Stated task:
Copy the lines below as they are; omit the images they contain.

Exercise material:

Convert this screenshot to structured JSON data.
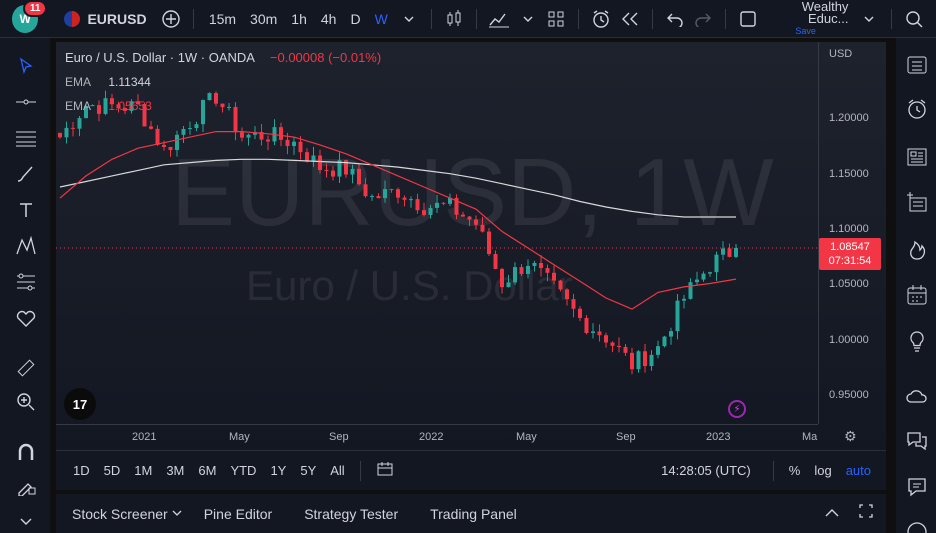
{
  "topbar": {
    "notification_count": "11",
    "avatar_text": "W",
    "symbol": "EURUSD",
    "intervals": [
      "15m",
      "30m",
      "1h",
      "4h",
      "D",
      "W"
    ],
    "active_interval": "W",
    "account_name": "Wealthy Educ...",
    "save_label": "Save"
  },
  "legend": {
    "title": "Euro / U.S. Dollar · 1W · OANDA",
    "change": "−0.00008 (−0.01%)",
    "ema1_label": "EMA",
    "ema1_value": "1.11344",
    "ema2_label": "EMA",
    "ema2_value": "1.05653"
  },
  "watermark": {
    "main": "EURUSD, 1W",
    "sub": "Euro / U.S. Dollar"
  },
  "price_axis": {
    "currency": "USD",
    "ticks": [
      "1.20000",
      "1.15000",
      "1.10000",
      "1.05000",
      "1.00000",
      "0.95000"
    ],
    "current_price": "1.08547",
    "countdown": "07:31:54"
  },
  "time_axis": {
    "ticks": [
      "2021",
      "May",
      "Sep",
      "2022",
      "May",
      "Sep",
      "2023",
      "Ma"
    ]
  },
  "range_bar": {
    "ranges": [
      "1D",
      "5D",
      "1M",
      "3M",
      "6M",
      "YTD",
      "1Y",
      "5Y",
      "All"
    ],
    "clock": "14:28:05 (UTC)",
    "percent": "%",
    "log": "log",
    "auto": "auto"
  },
  "bottom_panel": {
    "tabs": [
      "Stock Screener",
      "Pine Editor",
      "Strategy Tester",
      "Trading Panel"
    ]
  },
  "colors": {
    "up": "#26a69a",
    "down": "#f23645",
    "ema_fast": "#d8d8d8",
    "ema_slow": "#f23645",
    "accent": "#2962ff"
  },
  "chart_data": {
    "type": "candlestick",
    "title": "Euro / U.S. Dollar · 1W · OANDA",
    "ylim": [
      0.93,
      1.25
    ],
    "x": [
      "2020-11",
      "2020-12",
      "2021-01",
      "2021-02",
      "2021-03",
      "2021-04",
      "2021-05",
      "2021-06",
      "2021-07",
      "2021-08",
      "2021-09",
      "2021-10",
      "2021-11",
      "2021-12",
      "2022-01",
      "2022-02",
      "2022-03",
      "2022-04",
      "2022-05",
      "2022-06",
      "2022-07",
      "2022-08",
      "2022-09",
      "2022-10",
      "2022-11",
      "2022-12",
      "2023-01"
    ],
    "close": [
      1.185,
      1.214,
      1.213,
      1.212,
      1.173,
      1.199,
      1.222,
      1.186,
      1.187,
      1.18,
      1.158,
      1.156,
      1.13,
      1.137,
      1.123,
      1.122,
      1.107,
      1.054,
      1.073,
      1.048,
      1.021,
      1.005,
      0.98,
      0.995,
      1.04,
      1.07,
      1.085
    ],
    "series": [
      {
        "name": "EMA",
        "values": [
          1.14,
          1.145,
          1.15,
          1.155,
          1.16,
          1.162,
          1.164,
          1.165,
          1.165,
          1.164,
          1.163,
          1.162,
          1.16,
          1.158,
          1.155,
          1.152,
          1.148,
          1.143,
          1.138,
          1.133,
          1.127,
          1.122,
          1.118,
          1.115,
          1.113,
          1.113,
          1.113
        ]
      },
      {
        "name": "EMA",
        "values": [
          1.13,
          1.15,
          1.165,
          1.175,
          1.18,
          1.185,
          1.19,
          1.19,
          1.188,
          1.185,
          1.178,
          1.17,
          1.16,
          1.15,
          1.14,
          1.13,
          1.12,
          1.1,
          1.085,
          1.07,
          1.055,
          1.04,
          1.03,
          1.045,
          1.05,
          1.053,
          1.057
        ]
      }
    ]
  }
}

Result for this task:
Convert this screenshot to structured JSON data.
{
  "topbar": {
    "notification_count": "11",
    "avatar_text": "W",
    "symbol": "EURUSD",
    "intervals": [
      "15m",
      "30m",
      "1h",
      "4h",
      "D",
      "W"
    ],
    "active_interval": "W",
    "account_name": "Wealthy Educ...",
    "save_label": "Save"
  },
  "legend": {
    "title": "Euro / U.S. Dollar · 1W · OANDA",
    "change": "−0.00008 (−0.01%)",
    "ema1_label": "EMA",
    "ema1_value": "1.11344",
    "ema2_label": "EMA",
    "ema2_value": "1.05653"
  },
  "watermark": {
    "main": "EURUSD, 1W",
    "sub": "Euro / U.S. Dollar"
  },
  "price_axis": {
    "currency": "USD",
    "ticks": [
      "1.20000",
      "1.15000",
      "1.10000",
      "1.05000",
      "1.00000",
      "0.95000"
    ],
    "current_price": "1.08547",
    "countdown": "07:31:54"
  },
  "time_axis": {
    "ticks": [
      "2021",
      "May",
      "Sep",
      "2022",
      "May",
      "Sep",
      "2023",
      "Ma"
    ]
  },
  "range_bar": {
    "ranges": [
      "1D",
      "5D",
      "1M",
      "3M",
      "6M",
      "YTD",
      "1Y",
      "5Y",
      "All"
    ],
    "clock": "14:28:05 (UTC)",
    "percent": "%",
    "log": "log",
    "auto": "auto"
  },
  "bottom_panel": {
    "tabs": [
      "Stock Screener",
      "Pine Editor",
      "Strategy Tester",
      "Trading Panel"
    ]
  },
  "colors": {
    "up": "#26a69a",
    "down": "#f23645",
    "ema_fast": "#d8d8d8",
    "ema_slow": "#f23645",
    "accent": "#2962ff"
  },
  "chart_data": {
    "type": "candlestick",
    "title": "Euro / U.S. Dollar · 1W · OANDA",
    "ylim": [
      0.93,
      1.25
    ],
    "x": [
      "2020-11",
      "2020-12",
      "2021-01",
      "2021-02",
      "2021-03",
      "2021-04",
      "2021-05",
      "2021-06",
      "2021-07",
      "2021-08",
      "2021-09",
      "2021-10",
      "2021-11",
      "2021-12",
      "2022-01",
      "2022-02",
      "2022-03",
      "2022-04",
      "2022-05",
      "2022-06",
      "2022-07",
      "2022-08",
      "2022-09",
      "2022-10",
      "2022-11",
      "2022-12",
      "2023-01"
    ],
    "close": [
      1.185,
      1.214,
      1.213,
      1.212,
      1.173,
      1.199,
      1.222,
      1.186,
      1.187,
      1.18,
      1.158,
      1.156,
      1.13,
      1.137,
      1.123,
      1.122,
      1.107,
      1.054,
      1.073,
      1.048,
      1.021,
      1.005,
      0.98,
      0.995,
      1.04,
      1.07,
      1.085
    ],
    "series": [
      {
        "name": "EMA",
        "values": [
          1.14,
          1.145,
          1.15,
          1.155,
          1.16,
          1.162,
          1.164,
          1.165,
          1.165,
          1.164,
          1.163,
          1.162,
          1.16,
          1.158,
          1.155,
          1.152,
          1.148,
          1.143,
          1.138,
          1.133,
          1.127,
          1.122,
          1.118,
          1.115,
          1.113,
          1.113,
          1.113
        ]
      },
      {
        "name": "EMA",
        "values": [
          1.13,
          1.15,
          1.165,
          1.175,
          1.18,
          1.185,
          1.19,
          1.19,
          1.188,
          1.185,
          1.178,
          1.17,
          1.16,
          1.15,
          1.14,
          1.13,
          1.12,
          1.1,
          1.085,
          1.07,
          1.055,
          1.04,
          1.03,
          1.045,
          1.05,
          1.053,
          1.057
        ]
      }
    ]
  }
}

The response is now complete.